Copy out the entries below precisely; nothing is to be omitted.

· · ·

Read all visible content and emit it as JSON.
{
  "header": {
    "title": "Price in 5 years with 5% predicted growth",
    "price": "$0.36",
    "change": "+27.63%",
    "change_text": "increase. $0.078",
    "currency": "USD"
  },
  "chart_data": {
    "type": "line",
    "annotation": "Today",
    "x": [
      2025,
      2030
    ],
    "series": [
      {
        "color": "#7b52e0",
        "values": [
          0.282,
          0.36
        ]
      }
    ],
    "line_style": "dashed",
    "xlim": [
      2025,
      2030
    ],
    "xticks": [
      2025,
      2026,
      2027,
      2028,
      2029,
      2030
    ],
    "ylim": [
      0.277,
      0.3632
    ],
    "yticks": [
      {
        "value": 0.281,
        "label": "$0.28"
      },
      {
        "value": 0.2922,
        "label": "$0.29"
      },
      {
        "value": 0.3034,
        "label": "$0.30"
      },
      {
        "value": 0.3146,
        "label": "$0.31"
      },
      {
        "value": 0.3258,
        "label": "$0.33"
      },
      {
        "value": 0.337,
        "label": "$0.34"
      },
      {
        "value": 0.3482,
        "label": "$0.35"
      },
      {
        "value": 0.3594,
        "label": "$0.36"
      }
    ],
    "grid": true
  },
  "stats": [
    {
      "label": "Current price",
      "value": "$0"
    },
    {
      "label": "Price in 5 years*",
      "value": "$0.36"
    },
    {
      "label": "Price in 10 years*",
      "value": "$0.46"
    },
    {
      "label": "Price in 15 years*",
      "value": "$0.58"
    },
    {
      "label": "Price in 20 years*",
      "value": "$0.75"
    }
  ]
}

· · ·

EXERCISE RESPONSE:
Read all visible content and emit it as JSON.
{
  "header": {
    "title": "Price in 5 years with 5% predicted growth",
    "price": "$0.36",
    "change": "+27.63%",
    "change_text": "increase. $0.078",
    "currency": "USD"
  },
  "chart_data": {
    "type": "line",
    "annotation": "Today",
    "x": [
      2025,
      2030
    ],
    "series": [
      {
        "color": "#7b52e0",
        "values": [
          0.282,
          0.36
        ]
      }
    ],
    "line_style": "dashed",
    "xlim": [
      2025,
      2030
    ],
    "xticks": [
      2025,
      2026,
      2027,
      2028,
      2029,
      2030
    ],
    "ylim": [
      0.277,
      0.3632
    ],
    "yticks": [
      {
        "value": 0.281,
        "label": "$0.28"
      },
      {
        "value": 0.2922,
        "label": "$0.29"
      },
      {
        "value": 0.3034,
        "label": "$0.30"
      },
      {
        "value": 0.3146,
        "label": "$0.31"
      },
      {
        "value": 0.3258,
        "label": "$0.33"
      },
      {
        "value": 0.337,
        "label": "$0.34"
      },
      {
        "value": 0.3482,
        "label": "$0.35"
      },
      {
        "value": 0.3594,
        "label": "$0.36"
      }
    ],
    "grid": true
  },
  "stats": [
    {
      "label": "Current price",
      "value": "$0"
    },
    {
      "label": "Price in 5 years*",
      "value": "$0.36"
    },
    {
      "label": "Price in 10 years*",
      "value": "$0.46"
    },
    {
      "label": "Price in 15 years*",
      "value": "$0.58"
    },
    {
      "label": "Price in 20 years*",
      "value": "$0.75"
    }
  ]
}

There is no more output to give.